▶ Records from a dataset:
------------------------------------

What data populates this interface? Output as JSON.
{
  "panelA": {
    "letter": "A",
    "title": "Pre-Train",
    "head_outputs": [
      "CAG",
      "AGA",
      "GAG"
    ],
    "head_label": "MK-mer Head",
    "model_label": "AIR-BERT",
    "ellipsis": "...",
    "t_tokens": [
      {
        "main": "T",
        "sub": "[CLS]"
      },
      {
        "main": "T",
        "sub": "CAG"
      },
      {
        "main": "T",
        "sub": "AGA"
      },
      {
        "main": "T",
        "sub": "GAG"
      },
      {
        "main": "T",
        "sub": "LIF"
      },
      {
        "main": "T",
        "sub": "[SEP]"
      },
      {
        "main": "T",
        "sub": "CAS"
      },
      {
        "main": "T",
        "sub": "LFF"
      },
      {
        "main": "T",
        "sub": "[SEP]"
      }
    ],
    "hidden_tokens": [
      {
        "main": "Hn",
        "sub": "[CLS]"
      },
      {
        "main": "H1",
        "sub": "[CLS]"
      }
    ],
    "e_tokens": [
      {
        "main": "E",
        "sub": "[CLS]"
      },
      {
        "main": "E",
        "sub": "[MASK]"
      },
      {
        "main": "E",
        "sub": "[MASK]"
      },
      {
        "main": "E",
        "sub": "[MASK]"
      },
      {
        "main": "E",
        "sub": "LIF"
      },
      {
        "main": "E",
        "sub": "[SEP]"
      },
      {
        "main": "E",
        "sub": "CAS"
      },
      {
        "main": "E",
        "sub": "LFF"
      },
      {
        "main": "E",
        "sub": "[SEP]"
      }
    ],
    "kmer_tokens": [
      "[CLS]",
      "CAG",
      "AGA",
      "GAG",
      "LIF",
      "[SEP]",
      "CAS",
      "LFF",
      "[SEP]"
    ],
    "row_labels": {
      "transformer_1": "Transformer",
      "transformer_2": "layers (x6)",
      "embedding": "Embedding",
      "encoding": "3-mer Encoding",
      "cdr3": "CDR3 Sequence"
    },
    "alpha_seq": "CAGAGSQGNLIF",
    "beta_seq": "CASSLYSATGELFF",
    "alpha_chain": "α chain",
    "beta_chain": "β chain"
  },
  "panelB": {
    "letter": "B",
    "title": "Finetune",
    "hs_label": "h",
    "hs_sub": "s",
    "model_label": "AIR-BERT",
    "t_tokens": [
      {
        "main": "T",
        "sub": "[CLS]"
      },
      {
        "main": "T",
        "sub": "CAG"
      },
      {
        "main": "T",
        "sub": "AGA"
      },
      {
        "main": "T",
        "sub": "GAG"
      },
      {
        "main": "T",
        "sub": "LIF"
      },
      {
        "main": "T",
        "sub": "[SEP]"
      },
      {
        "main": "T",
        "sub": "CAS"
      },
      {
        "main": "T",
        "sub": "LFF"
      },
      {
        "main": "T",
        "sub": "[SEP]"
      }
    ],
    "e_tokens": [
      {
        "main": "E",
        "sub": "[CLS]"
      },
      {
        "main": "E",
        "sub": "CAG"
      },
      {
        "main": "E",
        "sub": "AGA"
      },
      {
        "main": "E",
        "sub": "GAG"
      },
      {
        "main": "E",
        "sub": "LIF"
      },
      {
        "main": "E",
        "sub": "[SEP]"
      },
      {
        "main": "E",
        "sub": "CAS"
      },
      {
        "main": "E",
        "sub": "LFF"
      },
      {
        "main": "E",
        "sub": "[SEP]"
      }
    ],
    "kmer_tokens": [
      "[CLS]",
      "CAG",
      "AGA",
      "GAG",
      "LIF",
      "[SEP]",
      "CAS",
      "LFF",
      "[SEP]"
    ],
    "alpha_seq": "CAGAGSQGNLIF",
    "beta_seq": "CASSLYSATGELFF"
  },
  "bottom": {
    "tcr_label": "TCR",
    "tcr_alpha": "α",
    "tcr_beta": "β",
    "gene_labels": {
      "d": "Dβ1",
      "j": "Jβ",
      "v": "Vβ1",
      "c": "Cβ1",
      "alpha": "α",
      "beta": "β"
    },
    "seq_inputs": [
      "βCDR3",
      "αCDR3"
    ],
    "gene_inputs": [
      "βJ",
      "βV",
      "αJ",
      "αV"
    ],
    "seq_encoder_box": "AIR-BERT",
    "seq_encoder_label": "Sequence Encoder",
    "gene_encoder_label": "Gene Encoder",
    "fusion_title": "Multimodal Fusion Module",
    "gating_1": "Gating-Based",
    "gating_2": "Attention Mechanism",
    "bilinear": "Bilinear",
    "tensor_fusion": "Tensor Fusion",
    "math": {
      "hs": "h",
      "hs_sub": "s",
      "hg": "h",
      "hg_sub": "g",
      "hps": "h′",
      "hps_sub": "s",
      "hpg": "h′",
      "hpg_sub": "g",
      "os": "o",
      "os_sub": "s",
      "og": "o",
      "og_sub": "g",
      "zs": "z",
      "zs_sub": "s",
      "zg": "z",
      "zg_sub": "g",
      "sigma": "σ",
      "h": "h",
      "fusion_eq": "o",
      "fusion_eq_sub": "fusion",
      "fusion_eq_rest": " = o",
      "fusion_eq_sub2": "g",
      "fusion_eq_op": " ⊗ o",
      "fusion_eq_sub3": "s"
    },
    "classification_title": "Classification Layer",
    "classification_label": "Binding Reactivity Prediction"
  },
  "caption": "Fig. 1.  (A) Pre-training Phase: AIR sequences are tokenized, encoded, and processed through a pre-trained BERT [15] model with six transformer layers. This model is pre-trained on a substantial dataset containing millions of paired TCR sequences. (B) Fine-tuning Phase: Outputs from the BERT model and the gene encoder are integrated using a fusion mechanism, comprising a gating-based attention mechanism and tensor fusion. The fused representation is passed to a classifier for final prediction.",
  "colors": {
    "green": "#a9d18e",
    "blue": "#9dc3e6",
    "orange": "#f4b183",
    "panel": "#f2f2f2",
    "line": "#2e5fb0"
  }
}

------------------------------------

▶ AIM OF THE TASK: Search the data for the string "chain". List each line that has it.

▶ EXERCISE RESULT:
    "alpha_chain": "α chain",
    "beta_chain": "β chain"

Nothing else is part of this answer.